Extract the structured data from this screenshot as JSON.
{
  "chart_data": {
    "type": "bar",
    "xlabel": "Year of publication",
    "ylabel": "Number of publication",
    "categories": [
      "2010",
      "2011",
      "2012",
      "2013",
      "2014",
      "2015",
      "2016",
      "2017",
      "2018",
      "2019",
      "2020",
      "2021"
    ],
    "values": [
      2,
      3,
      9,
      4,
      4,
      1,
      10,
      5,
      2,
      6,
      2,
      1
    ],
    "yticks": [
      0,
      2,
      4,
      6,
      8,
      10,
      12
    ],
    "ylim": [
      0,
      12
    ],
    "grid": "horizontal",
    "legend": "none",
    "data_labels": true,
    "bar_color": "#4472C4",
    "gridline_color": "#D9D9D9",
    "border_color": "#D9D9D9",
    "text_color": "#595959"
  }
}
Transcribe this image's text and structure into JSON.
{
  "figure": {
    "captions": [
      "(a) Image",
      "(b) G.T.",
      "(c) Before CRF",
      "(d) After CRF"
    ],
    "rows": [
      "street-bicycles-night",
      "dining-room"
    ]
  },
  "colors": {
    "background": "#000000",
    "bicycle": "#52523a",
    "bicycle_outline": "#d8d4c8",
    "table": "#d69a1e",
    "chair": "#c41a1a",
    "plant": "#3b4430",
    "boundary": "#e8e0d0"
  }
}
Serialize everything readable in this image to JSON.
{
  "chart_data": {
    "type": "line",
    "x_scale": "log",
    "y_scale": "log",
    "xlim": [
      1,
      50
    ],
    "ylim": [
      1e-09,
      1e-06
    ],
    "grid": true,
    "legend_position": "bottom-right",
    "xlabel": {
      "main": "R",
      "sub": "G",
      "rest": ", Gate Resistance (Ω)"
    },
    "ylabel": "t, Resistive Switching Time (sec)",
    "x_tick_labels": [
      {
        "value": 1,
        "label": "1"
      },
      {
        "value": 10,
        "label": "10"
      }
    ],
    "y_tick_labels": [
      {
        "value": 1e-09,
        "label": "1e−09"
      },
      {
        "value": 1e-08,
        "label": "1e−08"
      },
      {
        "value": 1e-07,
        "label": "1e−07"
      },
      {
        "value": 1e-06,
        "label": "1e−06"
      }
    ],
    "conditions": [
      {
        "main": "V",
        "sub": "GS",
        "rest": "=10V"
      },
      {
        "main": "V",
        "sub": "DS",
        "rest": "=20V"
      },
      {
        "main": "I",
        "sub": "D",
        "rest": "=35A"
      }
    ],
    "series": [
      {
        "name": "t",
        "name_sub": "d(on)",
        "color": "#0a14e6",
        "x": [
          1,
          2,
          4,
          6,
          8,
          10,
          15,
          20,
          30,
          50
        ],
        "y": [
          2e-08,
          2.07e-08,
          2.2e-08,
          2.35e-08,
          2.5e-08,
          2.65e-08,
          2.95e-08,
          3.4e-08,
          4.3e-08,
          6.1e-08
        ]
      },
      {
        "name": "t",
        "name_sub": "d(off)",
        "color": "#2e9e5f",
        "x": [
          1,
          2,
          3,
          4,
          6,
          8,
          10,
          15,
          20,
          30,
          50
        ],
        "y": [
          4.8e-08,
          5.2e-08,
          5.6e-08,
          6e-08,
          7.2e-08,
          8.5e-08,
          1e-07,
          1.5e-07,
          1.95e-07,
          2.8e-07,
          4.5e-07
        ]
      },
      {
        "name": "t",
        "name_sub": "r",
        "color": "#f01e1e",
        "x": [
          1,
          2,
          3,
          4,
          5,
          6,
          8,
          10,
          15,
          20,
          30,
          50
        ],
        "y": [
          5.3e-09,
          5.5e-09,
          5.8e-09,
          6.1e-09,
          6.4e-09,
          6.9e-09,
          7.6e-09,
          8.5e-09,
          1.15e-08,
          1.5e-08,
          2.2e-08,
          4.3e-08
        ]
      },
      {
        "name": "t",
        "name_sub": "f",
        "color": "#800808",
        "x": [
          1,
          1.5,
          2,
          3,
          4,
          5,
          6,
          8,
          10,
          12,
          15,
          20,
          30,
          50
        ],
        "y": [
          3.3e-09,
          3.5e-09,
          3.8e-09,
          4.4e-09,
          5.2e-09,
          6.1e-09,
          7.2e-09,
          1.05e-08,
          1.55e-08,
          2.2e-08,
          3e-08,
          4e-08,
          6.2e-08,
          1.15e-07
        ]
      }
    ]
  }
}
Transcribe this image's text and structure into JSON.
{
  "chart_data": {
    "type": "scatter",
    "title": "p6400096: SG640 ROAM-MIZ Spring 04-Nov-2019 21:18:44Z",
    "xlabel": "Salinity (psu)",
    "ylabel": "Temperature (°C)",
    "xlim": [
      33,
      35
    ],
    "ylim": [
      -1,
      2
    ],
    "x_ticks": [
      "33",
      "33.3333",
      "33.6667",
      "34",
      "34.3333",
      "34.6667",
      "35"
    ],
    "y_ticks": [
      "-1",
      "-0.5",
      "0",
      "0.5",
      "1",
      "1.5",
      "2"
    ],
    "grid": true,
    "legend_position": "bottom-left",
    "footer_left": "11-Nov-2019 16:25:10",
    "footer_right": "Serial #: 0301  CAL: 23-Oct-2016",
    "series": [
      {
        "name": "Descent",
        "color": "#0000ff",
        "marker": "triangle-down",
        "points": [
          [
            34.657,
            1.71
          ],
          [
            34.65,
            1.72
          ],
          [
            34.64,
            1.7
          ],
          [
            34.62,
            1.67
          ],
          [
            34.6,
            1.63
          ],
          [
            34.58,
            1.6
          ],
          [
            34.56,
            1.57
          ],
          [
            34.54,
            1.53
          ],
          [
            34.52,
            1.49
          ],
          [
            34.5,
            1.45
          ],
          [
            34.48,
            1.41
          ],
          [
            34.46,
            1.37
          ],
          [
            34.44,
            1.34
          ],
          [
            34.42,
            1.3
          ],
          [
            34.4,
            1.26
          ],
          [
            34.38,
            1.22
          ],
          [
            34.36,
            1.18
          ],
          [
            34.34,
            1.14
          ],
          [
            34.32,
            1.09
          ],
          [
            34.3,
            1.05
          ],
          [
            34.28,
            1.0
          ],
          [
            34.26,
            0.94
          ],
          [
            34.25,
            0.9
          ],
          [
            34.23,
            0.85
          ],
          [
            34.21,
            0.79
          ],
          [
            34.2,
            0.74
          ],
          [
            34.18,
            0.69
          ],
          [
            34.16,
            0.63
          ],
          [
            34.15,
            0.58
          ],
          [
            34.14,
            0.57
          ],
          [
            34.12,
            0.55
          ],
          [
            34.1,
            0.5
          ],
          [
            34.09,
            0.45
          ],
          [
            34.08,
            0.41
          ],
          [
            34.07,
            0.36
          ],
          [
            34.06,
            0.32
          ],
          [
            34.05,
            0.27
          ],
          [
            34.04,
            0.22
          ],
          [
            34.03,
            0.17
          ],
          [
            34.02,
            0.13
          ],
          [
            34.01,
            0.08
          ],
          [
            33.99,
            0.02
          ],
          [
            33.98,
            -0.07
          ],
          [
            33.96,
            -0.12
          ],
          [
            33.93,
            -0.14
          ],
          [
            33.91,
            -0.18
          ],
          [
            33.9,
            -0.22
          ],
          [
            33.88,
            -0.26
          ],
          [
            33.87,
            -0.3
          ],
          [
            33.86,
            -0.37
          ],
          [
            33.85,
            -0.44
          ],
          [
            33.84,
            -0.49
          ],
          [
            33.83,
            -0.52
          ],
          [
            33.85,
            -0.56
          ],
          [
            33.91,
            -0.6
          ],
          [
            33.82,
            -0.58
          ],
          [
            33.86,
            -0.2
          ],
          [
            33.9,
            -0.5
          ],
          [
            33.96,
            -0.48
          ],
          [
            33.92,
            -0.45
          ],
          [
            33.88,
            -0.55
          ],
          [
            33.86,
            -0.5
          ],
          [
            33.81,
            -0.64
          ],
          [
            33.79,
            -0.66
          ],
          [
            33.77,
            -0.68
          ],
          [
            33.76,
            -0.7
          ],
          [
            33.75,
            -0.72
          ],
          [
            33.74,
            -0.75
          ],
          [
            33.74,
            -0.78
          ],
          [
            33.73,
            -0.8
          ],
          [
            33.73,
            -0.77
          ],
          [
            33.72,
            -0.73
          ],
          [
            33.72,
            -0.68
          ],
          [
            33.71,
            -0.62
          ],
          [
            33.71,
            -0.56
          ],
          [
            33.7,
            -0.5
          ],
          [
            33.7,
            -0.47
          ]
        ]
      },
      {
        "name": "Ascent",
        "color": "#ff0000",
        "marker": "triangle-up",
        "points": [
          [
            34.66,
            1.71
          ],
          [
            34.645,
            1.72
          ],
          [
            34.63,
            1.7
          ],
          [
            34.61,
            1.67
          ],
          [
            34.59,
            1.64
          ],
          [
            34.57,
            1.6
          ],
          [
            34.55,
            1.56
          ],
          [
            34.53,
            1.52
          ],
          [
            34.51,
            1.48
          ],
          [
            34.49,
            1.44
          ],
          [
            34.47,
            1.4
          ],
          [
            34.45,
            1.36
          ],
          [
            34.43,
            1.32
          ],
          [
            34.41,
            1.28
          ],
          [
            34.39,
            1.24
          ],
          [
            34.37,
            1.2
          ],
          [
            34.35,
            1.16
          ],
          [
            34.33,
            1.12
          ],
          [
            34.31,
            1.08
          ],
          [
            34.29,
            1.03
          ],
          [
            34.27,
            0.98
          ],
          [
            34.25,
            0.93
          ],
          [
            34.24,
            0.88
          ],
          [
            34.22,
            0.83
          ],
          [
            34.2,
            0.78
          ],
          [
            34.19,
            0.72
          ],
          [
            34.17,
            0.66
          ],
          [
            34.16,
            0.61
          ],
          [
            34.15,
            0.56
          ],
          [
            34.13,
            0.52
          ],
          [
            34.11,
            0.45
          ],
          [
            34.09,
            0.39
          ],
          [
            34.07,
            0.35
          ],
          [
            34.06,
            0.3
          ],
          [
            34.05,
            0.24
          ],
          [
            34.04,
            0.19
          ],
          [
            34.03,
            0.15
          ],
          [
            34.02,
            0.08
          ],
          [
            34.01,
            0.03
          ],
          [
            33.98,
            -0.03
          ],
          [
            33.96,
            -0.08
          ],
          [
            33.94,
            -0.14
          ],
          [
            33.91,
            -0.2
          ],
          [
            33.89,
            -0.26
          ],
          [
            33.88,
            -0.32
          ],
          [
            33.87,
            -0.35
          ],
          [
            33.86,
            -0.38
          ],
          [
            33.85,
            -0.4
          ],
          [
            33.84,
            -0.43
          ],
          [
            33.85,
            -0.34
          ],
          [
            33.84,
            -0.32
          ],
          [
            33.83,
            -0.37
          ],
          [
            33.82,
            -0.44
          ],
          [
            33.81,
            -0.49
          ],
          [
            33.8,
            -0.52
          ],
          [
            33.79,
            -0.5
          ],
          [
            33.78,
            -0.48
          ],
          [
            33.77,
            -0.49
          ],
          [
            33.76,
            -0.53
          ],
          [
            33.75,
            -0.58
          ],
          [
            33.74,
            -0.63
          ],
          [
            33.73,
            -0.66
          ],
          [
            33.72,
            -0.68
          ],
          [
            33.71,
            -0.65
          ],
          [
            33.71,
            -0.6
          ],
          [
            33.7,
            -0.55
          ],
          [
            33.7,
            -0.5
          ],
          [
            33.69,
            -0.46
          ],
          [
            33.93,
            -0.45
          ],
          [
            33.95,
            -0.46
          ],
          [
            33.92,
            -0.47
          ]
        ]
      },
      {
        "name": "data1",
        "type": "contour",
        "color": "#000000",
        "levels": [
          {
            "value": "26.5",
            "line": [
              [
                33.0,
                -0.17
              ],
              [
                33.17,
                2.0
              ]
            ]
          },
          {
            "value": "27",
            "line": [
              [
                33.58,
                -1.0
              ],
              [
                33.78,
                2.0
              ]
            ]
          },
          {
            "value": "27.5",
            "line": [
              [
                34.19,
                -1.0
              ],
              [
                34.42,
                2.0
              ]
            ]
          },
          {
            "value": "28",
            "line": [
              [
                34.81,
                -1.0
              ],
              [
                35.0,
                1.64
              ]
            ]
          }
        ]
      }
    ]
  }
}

■ **Stated task**
What is the number of lines above that hold the string "type"? Answer with that number alone.

■ **Correct answer**
4